BEGIN DATA SUPPLIED

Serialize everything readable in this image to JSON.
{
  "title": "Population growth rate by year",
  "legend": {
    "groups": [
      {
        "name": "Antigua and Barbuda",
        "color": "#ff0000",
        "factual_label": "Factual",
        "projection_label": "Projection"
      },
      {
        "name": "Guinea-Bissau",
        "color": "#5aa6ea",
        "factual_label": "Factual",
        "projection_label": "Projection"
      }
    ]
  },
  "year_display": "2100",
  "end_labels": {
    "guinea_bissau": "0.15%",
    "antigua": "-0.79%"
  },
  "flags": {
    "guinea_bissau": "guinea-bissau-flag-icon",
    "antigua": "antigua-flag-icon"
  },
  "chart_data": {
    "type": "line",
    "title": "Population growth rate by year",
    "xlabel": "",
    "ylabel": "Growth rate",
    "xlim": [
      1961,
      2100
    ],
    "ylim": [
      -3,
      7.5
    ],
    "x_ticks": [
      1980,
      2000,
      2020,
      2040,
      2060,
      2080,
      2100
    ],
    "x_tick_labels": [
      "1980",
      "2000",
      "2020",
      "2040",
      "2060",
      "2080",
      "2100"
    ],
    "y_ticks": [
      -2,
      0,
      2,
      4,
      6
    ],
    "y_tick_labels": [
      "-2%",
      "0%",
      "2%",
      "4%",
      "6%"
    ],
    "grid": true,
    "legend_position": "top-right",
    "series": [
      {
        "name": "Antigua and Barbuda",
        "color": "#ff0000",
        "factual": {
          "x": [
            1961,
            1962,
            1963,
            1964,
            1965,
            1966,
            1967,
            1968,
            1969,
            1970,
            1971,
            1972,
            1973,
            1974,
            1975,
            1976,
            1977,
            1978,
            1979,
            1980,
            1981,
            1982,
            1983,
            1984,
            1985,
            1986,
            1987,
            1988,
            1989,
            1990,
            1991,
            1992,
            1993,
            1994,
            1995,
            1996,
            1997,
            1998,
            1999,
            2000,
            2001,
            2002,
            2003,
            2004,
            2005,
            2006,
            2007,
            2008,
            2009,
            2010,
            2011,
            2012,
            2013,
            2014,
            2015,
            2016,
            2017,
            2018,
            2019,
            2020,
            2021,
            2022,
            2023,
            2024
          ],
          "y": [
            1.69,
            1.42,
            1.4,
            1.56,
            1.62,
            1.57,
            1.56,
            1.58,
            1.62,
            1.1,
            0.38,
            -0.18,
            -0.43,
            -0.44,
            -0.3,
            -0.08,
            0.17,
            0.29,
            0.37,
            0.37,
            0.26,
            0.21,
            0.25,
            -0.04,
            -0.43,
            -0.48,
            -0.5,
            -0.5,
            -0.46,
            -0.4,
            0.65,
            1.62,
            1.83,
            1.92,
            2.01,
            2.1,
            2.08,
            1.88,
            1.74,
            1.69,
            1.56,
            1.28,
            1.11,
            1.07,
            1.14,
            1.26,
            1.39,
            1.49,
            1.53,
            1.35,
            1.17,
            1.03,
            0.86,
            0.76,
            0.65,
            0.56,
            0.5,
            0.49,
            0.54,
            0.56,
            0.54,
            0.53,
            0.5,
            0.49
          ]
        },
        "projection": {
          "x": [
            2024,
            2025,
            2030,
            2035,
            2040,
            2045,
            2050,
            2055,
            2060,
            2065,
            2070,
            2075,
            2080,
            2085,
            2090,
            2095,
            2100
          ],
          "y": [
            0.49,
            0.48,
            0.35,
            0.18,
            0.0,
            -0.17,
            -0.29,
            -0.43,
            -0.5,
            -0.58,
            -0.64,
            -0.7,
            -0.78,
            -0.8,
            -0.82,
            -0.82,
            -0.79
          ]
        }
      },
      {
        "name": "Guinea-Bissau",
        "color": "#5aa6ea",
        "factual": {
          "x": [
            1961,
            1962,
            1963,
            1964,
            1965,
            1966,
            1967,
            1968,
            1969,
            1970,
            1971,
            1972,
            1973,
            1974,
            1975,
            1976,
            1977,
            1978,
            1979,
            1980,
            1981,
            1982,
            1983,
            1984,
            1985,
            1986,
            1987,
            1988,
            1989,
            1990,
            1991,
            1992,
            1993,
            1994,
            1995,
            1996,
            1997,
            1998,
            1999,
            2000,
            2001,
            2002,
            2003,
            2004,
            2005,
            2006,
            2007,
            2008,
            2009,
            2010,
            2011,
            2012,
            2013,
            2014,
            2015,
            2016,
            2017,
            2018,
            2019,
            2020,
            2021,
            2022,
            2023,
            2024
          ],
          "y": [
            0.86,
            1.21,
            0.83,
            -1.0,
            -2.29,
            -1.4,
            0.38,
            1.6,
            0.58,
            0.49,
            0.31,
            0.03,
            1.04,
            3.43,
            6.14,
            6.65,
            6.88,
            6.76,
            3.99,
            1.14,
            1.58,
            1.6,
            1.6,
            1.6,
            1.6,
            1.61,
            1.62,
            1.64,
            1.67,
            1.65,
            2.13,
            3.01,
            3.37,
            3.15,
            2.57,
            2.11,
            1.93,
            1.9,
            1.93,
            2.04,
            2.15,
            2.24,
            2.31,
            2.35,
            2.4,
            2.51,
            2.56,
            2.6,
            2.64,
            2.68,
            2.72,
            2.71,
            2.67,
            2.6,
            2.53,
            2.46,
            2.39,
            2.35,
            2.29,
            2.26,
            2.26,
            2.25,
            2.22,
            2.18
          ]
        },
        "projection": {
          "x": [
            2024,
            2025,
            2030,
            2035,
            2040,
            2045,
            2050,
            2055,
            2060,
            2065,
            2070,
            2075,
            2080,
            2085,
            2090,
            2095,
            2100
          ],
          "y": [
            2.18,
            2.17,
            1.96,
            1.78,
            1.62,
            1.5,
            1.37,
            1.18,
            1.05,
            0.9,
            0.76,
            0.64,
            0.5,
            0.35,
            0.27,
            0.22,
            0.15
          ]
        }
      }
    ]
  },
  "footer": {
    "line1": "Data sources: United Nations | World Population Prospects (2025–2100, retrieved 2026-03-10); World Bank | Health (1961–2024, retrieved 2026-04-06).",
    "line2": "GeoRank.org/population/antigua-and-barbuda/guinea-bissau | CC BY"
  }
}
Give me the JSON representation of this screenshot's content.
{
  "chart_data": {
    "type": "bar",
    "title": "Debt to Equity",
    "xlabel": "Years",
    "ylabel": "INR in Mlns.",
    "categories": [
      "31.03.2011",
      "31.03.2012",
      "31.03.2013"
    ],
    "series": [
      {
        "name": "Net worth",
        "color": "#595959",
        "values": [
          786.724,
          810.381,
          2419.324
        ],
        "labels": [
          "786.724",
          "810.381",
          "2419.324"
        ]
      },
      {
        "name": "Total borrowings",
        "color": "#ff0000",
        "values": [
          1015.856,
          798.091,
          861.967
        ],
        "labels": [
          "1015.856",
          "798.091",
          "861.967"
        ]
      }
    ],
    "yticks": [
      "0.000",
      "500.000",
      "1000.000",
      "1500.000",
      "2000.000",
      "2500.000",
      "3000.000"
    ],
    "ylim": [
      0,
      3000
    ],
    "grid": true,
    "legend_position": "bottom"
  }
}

END DATA SUPPLIED

__TASK OBJECTIVE__:
Write out all the data again, exactly as it appears.

__REPLY TO THE EXERCISE__:
Serialize everything readable in this image to JSON.
{
  "title": "Population growth rate by year",
  "legend": {
    "groups": [
      {
        "name": "Antigua and Barbuda",
        "color": "#ff0000",
        "factual_label": "Factual",
        "projection_label": "Projection"
      },
      {
        "name": "Guinea-Bissau",
        "color": "#5aa6ea",
        "factual_label": "Factual",
        "projection_label": "Projection"
      }
    ]
  },
  "year_display": "2100",
  "end_labels": {
    "guinea_bissau": "0.15%",
    "antigua": "-0.79%"
  },
  "flags": {
    "guinea_bissau": "guinea-bissau-flag-icon",
    "antigua": "antigua-flag-icon"
  },
  "chart_data": {
    "type": "line",
    "title": "Population growth rate by year",
    "xlabel": "",
    "ylabel": "Growth rate",
    "xlim": [
      1961,
      2100
    ],
    "ylim": [
      -3,
      7.5
    ],
    "x_ticks": [
      1980,
      2000,
      2020,
      2040,
      2060,
      2080,
      2100
    ],
    "x_tick_labels": [
      "1980",
      "2000",
      "2020",
      "2040",
      "2060",
      "2080",
      "2100"
    ],
    "y_ticks": [
      -2,
      0,
      2,
      4,
      6
    ],
    "y_tick_labels": [
      "-2%",
      "0%",
      "2%",
      "4%",
      "6%"
    ],
    "grid": true,
    "legend_position": "top-right",
    "series": [
      {
        "name": "Antigua and Barbuda",
        "color": "#ff0000",
        "factual": {
          "x": [
            1961,
            1962,
            1963,
            1964,
            1965,
            1966,
            1967,
            1968,
            1969,
            1970,
            1971,
            1972,
            1973,
            1974,
            1975,
            1976,
            1977,
            1978,
            1979,
            1980,
            1981,
            1982,
            1983,
            1984,
            1985,
            1986,
            1987,
            1988,
            1989,
            1990,
            1991,
            1992,
            1993,
            1994,
            1995,
            1996,
            1997,
            1998,
            1999,
            2000,
            2001,
            2002,
            2003,
            2004,
            2005,
            2006,
            2007,
            2008,
            2009,
            2010,
            2011,
            2012,
            2013,
            2014,
            2015,
            2016,
            2017,
            2018,
            2019,
            2020,
            2021,
            2022,
            2023,
            2024
          ],
          "y": [
            1.69,
            1.42,
            1.4,
            1.56,
            1.62,
            1.57,
            1.56,
            1.58,
            1.62,
            1.1,
            0.38,
            -0.18,
            -0.43,
            -0.44,
            -0.3,
            -0.08,
            0.17,
            0.29,
            0.37,
            0.37,
            0.26,
            0.21,
            0.25,
            -0.04,
            -0.43,
            -0.48,
            -0.5,
            -0.5,
            -0.46,
            -0.4,
            0.65,
            1.62,
            1.83,
            1.92,
            2.01,
            2.1,
            2.08,
            1.88,
            1.74,
            1.69,
            1.56,
            1.28,
            1.11,
            1.07,
            1.14,
            1.26,
            1.39,
            1.49,
            1.53,
            1.35,
            1.17,
            1.03,
            0.86,
            0.76,
            0.65,
            0.56,
            0.5,
            0.49,
            0.54,
            0.56,
            0.54,
            0.53,
            0.5,
            0.49
          ]
        },
        "projection": {
          "x": [
            2024,
            2025,
            2030,
            2035,
            2040,
            2045,
            2050,
            2055,
            2060,
            2065,
            2070,
            2075,
            2080,
            2085,
            2090,
            2095,
            2100
          ],
          "y": [
            0.49,
            0.48,
            0.35,
            0.18,
            0.0,
            -0.17,
            -0.29,
            -0.43,
            -0.5,
            -0.58,
            -0.64,
            -0.7,
            -0.78,
            -0.8,
            -0.82,
            -0.82,
            -0.79
          ]
        }
      },
      {
        "name": "Guinea-Bissau",
        "color": "#5aa6ea",
        "factual": {
          "x": [
            1961,
            1962,
            1963,
            1964,
            1965,
            1966,
            1967,
            1968,
            1969,
            1970,
            1971,
            1972,
            1973,
            1974,
            1975,
            1976,
            1977,
            1978,
            1979,
            1980,
            1981,
            1982,
            1983,
            1984,
            1985,
            1986,
            1987,
            1988,
            1989,
            1990,
            1991,
            1992,
            1993,
            1994,
            1995,
            1996,
            1997,
            1998,
            1999,
            2000,
            2001,
            2002,
            2003,
            2004,
            2005,
            2006,
            2007,
            2008,
            2009,
            2010,
            2011,
            2012,
            2013,
            2014,
            2015,
            2016,
            2017,
            2018,
            2019,
            2020,
            2021,
            2022,
            2023,
            2024
          ],
          "y": [
            0.86,
            1.21,
            0.83,
            -1.0,
            -2.29,
            -1.4,
            0.38,
            1.6,
            0.58,
            0.49,
            0.31,
            0.03,
            1.04,
            3.43,
            6.14,
            6.65,
            6.88,
            6.76,
            3.99,
            1.14,
            1.58,
            1.6,
            1.6,
            1.6,
            1.6,
            1.61,
            1.62,
            1.64,
            1.67,
            1.65,
            2.13,
            3.01,
            3.37,
            3.15,
            2.57,
            2.11,
            1.93,
            1.9,
            1.93,
            2.04,
            2.15,
            2.24,
            2.31,
            2.35,
            2.4,
            2.51,
            2.56,
            2.6,
            2.64,
            2.68,
            2.72,
            2.71,
            2.67,
            2.6,
            2.53,
            2.46,
            2.39,
            2.35,
            2.29,
            2.26,
            2.26,
            2.25,
            2.22,
            2.18
          ]
        },
        "projection": {
          "x": [
            2024,
            2025,
            2030,
            2035,
            2040,
            2045,
            2050,
            2055,
            2060,
            2065,
            2070,
            2075,
            2080,
            2085,
            2090,
            2095,
            2100
          ],
          "y": [
            2.18,
            2.17,
            1.96,
            1.78,
            1.62,
            1.5,
            1.37,
            1.18,
            1.05,
            0.9,
            0.76,
            0.64,
            0.5,
            0.35,
            0.27,
            0.22,
            0.15
          ]
        }
      }
    ]
  },
  "footer": {
    "line1": "Data sources: United Nations | World Population Prospects (2025–2100, retrieved 2026-03-10); World Bank | Health (1961–2024, retrieved 2026-04-06).",
    "line2": "GeoRank.org/population/antigua-and-barbuda/guinea-bissau | CC BY"
  }
}
Give me the JSON representation of this screenshot's content.
{
  "chart_data": {
    "type": "bar",
    "title": "Debt to Equity",
    "xlabel": "Years",
    "ylabel": "INR in Mlns.",
    "categories": [
      "31.03.2011",
      "31.03.2012",
      "31.03.2013"
    ],
    "series": [
      {
        "name": "Net worth",
        "color": "#595959",
        "values": [
          786.724,
          810.381,
          2419.324
        ],
        "labels": [
          "786.724",
          "810.381",
          "2419.324"
        ]
      },
      {
        "name": "Total borrowings",
        "color": "#ff0000",
        "values": [
          1015.856,
          798.091,
          861.967
        ],
        "labels": [
          "1015.856",
          "798.091",
          "861.967"
        ]
      }
    ],
    "yticks": [
      "0.000",
      "500.000",
      "1000.000",
      "1500.000",
      "2000.000",
      "2500.000",
      "3000.000"
    ],
    "ylim": [
      0,
      3000
    ],
    "grid": true,
    "legend_position": "bottom"
  }
}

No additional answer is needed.